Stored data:
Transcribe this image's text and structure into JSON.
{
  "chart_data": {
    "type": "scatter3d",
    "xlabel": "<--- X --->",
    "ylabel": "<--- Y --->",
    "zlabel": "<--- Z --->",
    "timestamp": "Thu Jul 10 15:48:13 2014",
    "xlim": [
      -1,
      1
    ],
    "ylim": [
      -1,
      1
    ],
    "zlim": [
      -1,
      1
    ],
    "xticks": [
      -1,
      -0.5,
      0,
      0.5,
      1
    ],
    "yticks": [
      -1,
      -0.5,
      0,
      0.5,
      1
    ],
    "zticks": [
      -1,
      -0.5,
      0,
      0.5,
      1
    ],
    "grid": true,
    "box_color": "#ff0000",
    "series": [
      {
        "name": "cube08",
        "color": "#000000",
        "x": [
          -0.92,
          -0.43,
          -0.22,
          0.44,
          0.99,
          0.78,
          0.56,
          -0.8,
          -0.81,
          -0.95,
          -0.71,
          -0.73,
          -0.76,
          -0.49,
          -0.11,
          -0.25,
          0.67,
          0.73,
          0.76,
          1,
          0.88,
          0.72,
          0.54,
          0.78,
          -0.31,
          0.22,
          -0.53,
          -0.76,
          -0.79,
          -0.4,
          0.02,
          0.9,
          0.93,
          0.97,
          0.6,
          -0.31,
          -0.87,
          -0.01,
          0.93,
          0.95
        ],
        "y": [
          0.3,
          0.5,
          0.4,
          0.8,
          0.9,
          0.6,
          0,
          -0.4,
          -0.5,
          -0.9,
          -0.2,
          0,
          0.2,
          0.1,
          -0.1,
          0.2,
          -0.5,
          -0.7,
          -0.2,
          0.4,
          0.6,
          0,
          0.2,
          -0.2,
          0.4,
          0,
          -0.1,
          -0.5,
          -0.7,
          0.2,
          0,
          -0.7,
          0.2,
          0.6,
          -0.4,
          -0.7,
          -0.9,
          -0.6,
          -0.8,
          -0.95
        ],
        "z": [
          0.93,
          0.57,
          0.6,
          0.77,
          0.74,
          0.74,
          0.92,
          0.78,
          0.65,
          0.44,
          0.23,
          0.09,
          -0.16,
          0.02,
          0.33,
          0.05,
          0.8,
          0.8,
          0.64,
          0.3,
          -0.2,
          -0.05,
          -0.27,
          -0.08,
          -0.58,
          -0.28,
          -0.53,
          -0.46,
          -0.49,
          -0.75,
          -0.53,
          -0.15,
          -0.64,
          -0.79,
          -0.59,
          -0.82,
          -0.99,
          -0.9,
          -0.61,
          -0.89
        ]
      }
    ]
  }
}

Your task
Reproduce the listing in full. Keep it exactly as written.

Answer for this exercise
Transcribe this image's text and structure into JSON.
{
  "chart_data": {
    "type": "scatter3d",
    "xlabel": "<--- X --->",
    "ylabel": "<--- Y --->",
    "zlabel": "<--- Z --->",
    "timestamp": "Thu Jul 10 15:48:13 2014",
    "xlim": [
      -1,
      1
    ],
    "ylim": [
      -1,
      1
    ],
    "zlim": [
      -1,
      1
    ],
    "xticks": [
      -1,
      -0.5,
      0,
      0.5,
      1
    ],
    "yticks": [
      -1,
      -0.5,
      0,
      0.5,
      1
    ],
    "zticks": [
      -1,
      -0.5,
      0,
      0.5,
      1
    ],
    "grid": true,
    "box_color": "#ff0000",
    "series": [
      {
        "name": "cube08",
        "color": "#000000",
        "x": [
          -0.92,
          -0.43,
          -0.22,
          0.44,
          0.99,
          0.78,
          0.56,
          -0.8,
          -0.81,
          -0.95,
          -0.71,
          -0.73,
          -0.76,
          -0.49,
          -0.11,
          -0.25,
          0.67,
          0.73,
          0.76,
          1,
          0.88,
          0.72,
          0.54,
          0.78,
          -0.31,
          0.22,
          -0.53,
          -0.76,
          -0.79,
          -0.4,
          0.02,
          0.9,
          0.93,
          0.97,
          0.6,
          -0.31,
          -0.87,
          -0.01,
          0.93,
          0.95
        ],
        "y": [
          0.3,
          0.5,
          0.4,
          0.8,
          0.9,
          0.6,
          0,
          -0.4,
          -0.5,
          -0.9,
          -0.2,
          0,
          0.2,
          0.1,
          -0.1,
          0.2,
          -0.5,
          -0.7,
          -0.2,
          0.4,
          0.6,
          0,
          0.2,
          -0.2,
          0.4,
          0,
          -0.1,
          -0.5,
          -0.7,
          0.2,
          0,
          -0.7,
          0.2,
          0.6,
          -0.4,
          -0.7,
          -0.9,
          -0.6,
          -0.8,
          -0.95
        ],
        "z": [
          0.93,
          0.57,
          0.6,
          0.77,
          0.74,
          0.74,
          0.92,
          0.78,
          0.65,
          0.44,
          0.23,
          0.09,
          -0.16,
          0.02,
          0.33,
          0.05,
          0.8,
          0.8,
          0.64,
          0.3,
          -0.2,
          -0.05,
          -0.27,
          -0.08,
          -0.58,
          -0.28,
          -0.53,
          -0.46,
          -0.49,
          -0.75,
          -0.53,
          -0.15,
          -0.64,
          -0.79,
          -0.59,
          -0.82,
          -0.99,
          -0.9,
          -0.61,
          -0.89
        ]
      }
    ]
  }
}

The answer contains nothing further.